» **BRIEF**: State how many lines contain "Convert", and write nothing except that count.

--- begin RECORDS PROVIDED ---

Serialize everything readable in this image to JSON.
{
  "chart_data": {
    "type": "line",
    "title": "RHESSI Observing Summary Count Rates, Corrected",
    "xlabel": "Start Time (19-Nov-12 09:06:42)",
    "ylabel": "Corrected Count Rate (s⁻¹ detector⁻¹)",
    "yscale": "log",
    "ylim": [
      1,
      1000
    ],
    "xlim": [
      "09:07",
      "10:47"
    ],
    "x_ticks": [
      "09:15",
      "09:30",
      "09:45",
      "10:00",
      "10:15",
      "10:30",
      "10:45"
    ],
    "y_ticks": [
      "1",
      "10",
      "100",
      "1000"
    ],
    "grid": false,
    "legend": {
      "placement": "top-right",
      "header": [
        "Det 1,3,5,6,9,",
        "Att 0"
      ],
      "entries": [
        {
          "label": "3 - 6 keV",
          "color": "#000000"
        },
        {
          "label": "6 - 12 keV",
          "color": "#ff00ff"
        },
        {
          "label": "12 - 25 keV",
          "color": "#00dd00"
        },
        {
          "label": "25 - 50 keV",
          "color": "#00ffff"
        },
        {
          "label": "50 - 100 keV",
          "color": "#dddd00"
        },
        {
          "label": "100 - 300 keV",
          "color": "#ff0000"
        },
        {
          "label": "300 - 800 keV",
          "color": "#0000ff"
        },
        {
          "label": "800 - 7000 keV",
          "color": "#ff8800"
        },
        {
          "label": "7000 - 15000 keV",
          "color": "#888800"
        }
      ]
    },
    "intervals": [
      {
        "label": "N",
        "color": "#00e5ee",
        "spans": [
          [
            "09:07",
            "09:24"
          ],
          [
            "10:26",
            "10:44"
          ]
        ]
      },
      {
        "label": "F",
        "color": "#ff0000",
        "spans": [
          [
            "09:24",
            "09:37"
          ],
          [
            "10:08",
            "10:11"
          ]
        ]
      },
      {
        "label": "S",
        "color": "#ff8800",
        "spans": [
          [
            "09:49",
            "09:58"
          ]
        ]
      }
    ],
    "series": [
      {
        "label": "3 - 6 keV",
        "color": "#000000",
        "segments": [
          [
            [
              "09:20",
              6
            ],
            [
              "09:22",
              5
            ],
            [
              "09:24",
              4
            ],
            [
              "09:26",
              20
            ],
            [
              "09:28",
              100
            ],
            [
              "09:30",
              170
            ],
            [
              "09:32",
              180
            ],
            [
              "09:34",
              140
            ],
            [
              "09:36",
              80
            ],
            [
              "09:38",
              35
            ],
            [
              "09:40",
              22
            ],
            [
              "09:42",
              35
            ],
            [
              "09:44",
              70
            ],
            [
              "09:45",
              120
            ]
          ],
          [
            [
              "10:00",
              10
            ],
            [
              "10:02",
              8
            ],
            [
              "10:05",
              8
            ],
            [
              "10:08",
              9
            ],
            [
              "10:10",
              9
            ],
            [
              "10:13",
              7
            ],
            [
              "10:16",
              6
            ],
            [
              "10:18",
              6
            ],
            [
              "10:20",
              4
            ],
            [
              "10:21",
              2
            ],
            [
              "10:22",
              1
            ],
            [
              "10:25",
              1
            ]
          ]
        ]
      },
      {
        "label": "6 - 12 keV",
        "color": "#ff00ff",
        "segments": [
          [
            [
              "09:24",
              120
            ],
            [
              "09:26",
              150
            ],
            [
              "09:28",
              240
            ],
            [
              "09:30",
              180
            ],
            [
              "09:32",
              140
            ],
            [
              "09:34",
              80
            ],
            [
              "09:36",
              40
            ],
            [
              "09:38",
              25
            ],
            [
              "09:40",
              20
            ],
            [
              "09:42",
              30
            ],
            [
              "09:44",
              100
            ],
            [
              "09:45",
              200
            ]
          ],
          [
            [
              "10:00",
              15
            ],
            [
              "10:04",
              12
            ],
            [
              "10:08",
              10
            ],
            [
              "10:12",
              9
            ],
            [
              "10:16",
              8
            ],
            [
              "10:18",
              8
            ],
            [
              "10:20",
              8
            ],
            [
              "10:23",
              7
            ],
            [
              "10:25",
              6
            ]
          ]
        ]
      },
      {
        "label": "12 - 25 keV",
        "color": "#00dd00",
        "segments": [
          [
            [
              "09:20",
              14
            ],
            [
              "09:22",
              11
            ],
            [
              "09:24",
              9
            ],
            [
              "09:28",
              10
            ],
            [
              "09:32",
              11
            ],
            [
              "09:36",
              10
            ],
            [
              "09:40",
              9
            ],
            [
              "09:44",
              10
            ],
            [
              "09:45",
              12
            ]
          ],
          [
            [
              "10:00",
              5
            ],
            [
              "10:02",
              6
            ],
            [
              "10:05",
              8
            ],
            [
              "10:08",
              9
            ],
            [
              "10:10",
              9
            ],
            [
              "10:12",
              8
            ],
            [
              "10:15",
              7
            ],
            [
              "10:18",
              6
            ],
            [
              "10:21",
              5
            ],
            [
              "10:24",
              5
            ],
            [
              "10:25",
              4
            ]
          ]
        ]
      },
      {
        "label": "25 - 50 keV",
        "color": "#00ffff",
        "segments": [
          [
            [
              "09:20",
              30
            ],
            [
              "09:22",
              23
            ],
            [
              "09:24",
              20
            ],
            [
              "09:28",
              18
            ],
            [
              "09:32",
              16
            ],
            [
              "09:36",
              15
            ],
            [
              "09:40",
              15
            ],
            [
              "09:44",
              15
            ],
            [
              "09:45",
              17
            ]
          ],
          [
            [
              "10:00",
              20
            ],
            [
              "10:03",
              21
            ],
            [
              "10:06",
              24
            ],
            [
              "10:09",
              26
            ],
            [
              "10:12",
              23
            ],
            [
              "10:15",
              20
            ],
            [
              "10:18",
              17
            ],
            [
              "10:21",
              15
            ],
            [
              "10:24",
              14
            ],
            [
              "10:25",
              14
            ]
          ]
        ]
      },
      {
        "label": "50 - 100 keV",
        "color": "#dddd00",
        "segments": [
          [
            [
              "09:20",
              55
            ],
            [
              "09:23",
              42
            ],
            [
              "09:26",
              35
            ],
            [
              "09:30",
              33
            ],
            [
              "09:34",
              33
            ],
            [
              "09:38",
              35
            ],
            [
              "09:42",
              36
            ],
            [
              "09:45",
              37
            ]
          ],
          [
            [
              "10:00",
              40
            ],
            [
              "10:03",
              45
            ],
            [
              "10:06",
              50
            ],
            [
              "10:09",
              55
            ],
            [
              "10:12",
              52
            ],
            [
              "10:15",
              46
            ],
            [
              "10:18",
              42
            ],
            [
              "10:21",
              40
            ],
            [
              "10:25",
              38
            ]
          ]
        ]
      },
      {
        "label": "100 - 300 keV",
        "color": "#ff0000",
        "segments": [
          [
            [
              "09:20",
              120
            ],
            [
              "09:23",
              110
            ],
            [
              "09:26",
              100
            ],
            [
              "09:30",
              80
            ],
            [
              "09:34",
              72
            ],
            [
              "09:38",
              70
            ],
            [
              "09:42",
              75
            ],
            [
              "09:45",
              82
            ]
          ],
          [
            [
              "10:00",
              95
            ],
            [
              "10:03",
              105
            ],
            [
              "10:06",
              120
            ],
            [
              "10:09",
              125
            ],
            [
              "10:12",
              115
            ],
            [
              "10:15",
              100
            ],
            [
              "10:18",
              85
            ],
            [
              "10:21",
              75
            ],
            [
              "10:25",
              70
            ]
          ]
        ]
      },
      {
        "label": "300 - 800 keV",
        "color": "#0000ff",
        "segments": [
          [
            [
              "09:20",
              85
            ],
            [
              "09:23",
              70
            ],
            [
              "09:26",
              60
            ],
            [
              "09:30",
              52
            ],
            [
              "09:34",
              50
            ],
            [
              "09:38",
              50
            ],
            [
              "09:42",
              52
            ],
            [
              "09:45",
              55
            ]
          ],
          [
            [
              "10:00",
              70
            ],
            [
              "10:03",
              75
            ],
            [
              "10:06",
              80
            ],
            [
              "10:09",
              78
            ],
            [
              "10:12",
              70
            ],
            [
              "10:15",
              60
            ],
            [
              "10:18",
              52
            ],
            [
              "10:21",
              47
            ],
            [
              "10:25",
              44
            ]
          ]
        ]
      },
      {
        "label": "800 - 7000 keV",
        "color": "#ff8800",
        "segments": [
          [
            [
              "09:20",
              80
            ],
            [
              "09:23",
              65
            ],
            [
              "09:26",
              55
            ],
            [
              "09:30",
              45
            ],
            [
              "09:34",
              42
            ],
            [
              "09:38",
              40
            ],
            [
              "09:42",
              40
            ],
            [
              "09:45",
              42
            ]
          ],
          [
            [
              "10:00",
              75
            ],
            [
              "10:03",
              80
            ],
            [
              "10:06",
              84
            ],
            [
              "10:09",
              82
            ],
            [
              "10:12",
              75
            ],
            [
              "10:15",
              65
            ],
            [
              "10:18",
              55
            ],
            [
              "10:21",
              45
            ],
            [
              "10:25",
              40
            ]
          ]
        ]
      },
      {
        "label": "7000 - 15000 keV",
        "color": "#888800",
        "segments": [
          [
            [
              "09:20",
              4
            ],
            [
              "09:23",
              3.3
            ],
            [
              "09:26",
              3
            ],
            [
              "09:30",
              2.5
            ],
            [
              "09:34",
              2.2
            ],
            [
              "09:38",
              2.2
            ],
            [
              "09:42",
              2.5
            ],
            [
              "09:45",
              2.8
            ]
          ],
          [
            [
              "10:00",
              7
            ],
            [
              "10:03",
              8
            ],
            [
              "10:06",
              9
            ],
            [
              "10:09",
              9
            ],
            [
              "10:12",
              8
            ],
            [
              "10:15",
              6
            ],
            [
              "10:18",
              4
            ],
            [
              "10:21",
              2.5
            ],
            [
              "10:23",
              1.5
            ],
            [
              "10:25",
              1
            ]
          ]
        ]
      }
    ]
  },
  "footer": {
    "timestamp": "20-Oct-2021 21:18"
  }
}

--- end RECORDS PROVIDED ---
--- begin RECORDS PROVIDED ---

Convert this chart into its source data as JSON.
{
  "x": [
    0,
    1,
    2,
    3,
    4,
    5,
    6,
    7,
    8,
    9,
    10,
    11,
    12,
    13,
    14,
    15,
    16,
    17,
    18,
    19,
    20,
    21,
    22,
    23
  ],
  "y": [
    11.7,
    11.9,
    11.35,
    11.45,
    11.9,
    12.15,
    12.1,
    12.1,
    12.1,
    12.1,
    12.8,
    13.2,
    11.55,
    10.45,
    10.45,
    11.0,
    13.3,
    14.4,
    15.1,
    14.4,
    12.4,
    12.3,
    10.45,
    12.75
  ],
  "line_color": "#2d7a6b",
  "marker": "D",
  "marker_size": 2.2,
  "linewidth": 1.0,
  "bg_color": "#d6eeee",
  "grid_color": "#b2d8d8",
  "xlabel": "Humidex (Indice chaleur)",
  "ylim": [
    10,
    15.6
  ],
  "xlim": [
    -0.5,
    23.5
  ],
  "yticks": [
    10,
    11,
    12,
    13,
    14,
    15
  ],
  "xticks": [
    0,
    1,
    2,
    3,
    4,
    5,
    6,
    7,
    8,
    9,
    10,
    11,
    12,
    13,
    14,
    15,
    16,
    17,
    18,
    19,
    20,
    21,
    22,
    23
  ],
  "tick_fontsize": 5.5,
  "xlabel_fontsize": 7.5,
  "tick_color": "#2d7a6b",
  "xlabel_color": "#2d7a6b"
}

--- end RECORDS PROVIDED ---
--- begin RECORDS PROVIDED ---

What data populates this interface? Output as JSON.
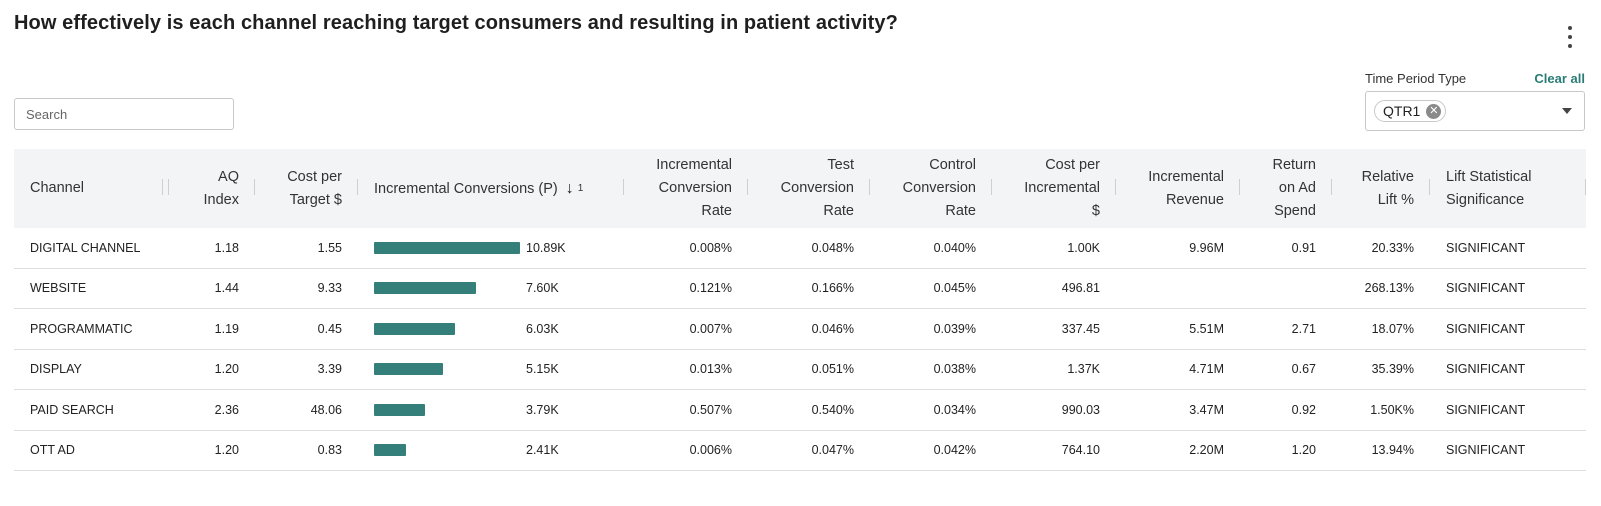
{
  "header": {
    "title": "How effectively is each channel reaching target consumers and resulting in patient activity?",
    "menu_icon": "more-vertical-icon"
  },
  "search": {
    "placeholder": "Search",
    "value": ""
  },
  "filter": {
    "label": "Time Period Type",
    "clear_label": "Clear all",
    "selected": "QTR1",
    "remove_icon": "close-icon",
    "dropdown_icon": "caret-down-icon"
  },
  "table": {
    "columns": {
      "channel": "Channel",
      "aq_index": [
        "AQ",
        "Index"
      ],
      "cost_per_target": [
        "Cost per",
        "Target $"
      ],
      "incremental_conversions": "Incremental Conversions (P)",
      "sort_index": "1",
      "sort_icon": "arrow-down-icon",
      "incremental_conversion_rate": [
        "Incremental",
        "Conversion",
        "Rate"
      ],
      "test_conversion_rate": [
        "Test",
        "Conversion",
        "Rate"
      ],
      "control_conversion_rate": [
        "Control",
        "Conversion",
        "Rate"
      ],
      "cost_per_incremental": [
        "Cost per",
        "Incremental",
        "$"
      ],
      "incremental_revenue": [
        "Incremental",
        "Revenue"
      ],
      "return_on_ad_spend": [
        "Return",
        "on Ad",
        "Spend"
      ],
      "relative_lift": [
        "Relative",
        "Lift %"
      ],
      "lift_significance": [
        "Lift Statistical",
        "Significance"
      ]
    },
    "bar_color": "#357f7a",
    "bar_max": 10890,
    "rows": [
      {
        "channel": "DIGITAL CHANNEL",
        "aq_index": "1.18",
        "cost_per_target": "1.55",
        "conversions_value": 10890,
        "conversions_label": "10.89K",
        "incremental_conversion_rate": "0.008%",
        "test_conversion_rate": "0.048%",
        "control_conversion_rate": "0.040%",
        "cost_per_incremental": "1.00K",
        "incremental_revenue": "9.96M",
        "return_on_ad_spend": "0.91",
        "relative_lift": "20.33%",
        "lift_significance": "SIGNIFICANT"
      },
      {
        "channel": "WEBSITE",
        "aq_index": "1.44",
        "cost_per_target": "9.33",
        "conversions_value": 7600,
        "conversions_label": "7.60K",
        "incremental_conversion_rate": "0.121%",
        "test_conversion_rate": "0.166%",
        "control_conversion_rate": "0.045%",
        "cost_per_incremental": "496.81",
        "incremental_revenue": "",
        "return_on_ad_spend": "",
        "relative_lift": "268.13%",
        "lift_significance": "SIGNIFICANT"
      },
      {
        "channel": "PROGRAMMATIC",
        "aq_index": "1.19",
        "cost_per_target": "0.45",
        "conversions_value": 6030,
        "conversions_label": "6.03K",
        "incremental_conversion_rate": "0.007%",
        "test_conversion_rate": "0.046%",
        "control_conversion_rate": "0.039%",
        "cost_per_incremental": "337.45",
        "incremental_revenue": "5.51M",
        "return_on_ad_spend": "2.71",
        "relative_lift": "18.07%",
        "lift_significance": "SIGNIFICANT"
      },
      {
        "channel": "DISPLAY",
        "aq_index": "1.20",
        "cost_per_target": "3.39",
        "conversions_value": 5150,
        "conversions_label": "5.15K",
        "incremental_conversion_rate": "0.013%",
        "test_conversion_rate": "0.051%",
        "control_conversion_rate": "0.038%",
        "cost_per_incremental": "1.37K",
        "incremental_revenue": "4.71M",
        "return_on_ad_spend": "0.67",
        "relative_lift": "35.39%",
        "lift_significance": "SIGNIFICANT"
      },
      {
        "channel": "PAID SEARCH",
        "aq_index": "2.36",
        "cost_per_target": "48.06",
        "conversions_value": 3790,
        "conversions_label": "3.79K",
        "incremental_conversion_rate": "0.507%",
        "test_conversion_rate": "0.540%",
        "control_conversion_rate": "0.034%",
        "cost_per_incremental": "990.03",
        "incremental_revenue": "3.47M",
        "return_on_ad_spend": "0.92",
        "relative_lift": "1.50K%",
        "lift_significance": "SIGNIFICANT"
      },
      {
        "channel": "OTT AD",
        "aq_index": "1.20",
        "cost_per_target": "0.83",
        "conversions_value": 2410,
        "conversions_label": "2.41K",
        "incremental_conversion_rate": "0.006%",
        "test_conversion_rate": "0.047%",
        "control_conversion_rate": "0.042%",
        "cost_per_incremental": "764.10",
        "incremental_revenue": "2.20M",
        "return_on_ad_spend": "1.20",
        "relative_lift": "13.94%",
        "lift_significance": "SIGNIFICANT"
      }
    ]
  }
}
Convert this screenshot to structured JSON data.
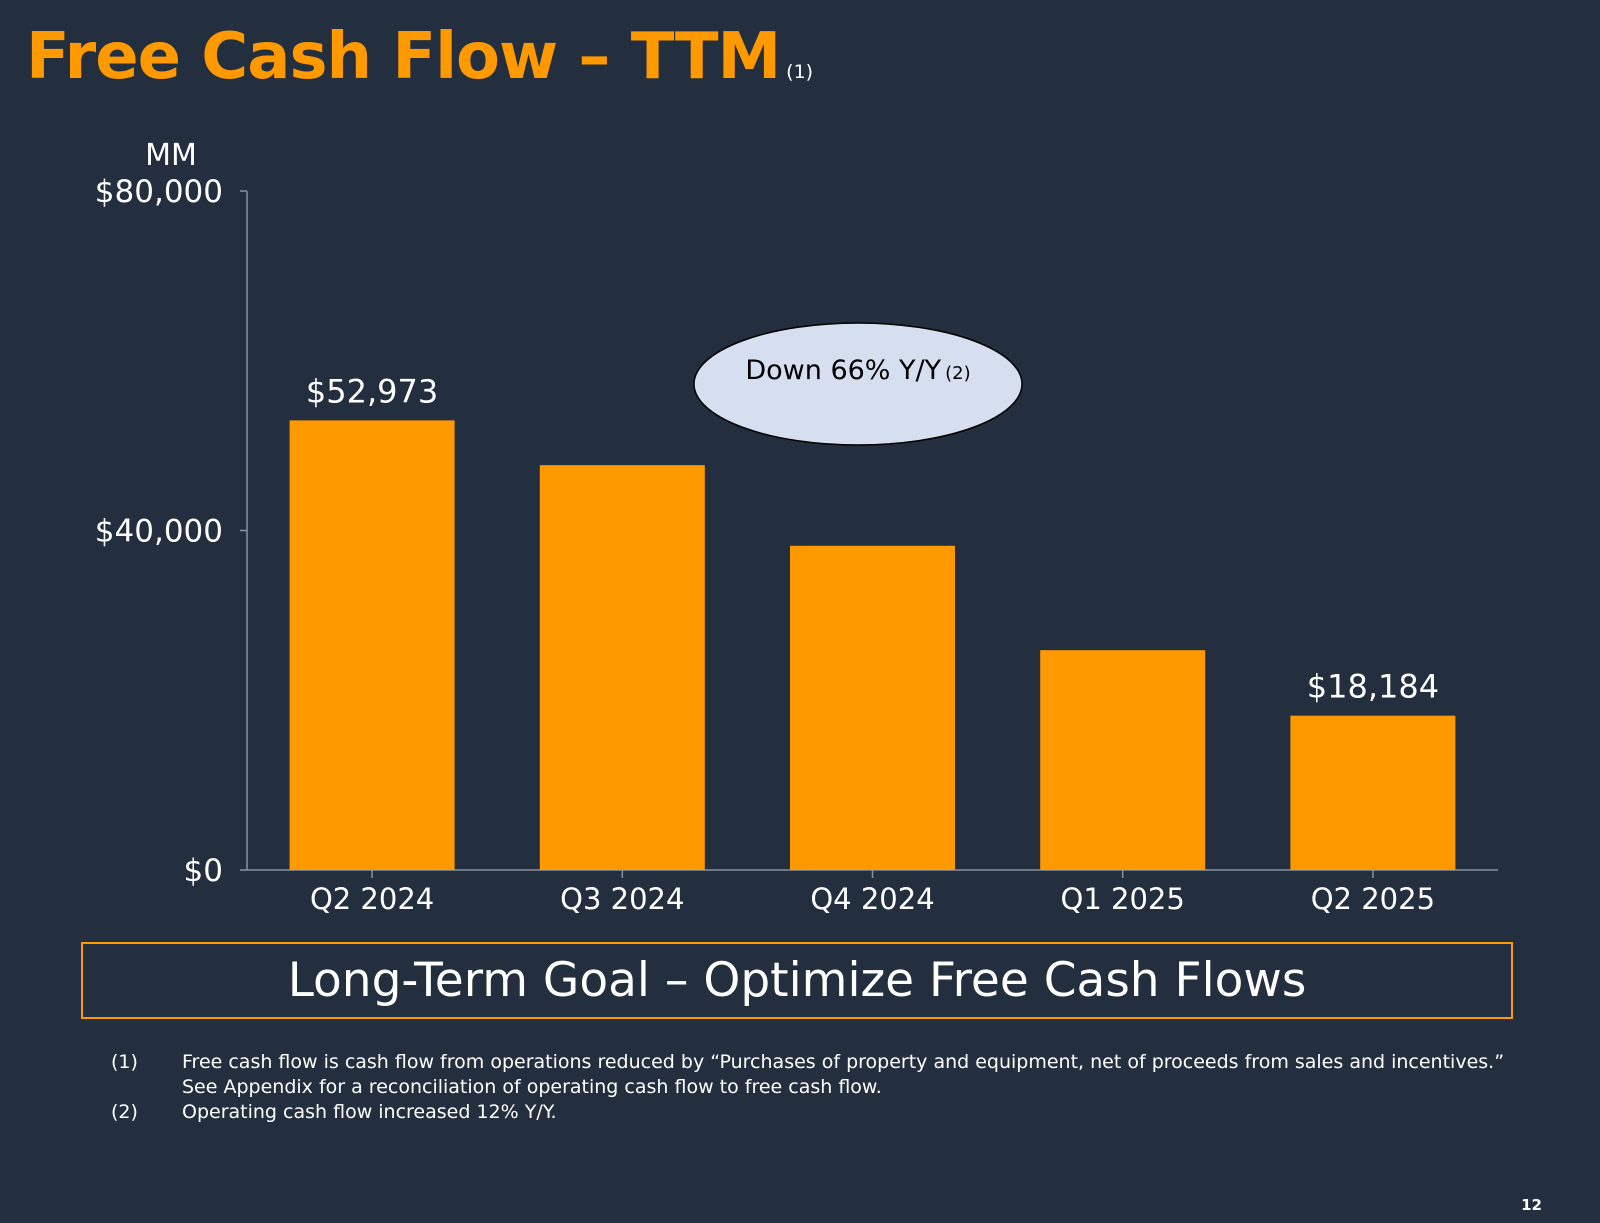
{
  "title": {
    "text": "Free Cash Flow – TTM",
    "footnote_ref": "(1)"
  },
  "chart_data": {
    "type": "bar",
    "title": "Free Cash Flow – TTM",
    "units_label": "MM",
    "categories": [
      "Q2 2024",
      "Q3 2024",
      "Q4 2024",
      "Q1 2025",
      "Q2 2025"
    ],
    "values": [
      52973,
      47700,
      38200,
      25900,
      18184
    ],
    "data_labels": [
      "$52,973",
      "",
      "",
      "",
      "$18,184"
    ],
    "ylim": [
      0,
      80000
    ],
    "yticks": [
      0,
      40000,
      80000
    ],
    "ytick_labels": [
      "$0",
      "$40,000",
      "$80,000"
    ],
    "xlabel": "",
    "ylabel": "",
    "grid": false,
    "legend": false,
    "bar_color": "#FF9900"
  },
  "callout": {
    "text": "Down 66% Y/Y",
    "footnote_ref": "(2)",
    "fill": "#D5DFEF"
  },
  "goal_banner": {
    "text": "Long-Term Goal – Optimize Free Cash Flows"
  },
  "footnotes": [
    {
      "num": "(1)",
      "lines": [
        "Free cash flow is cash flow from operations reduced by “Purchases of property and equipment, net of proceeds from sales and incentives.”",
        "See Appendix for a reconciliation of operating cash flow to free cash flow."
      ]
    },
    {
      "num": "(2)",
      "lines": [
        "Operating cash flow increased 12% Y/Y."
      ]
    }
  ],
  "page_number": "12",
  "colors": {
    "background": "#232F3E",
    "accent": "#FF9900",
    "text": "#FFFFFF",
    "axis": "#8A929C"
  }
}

--- end RECORDS PROVIDED ---

» **ANSWER TO THIS TASK**: 2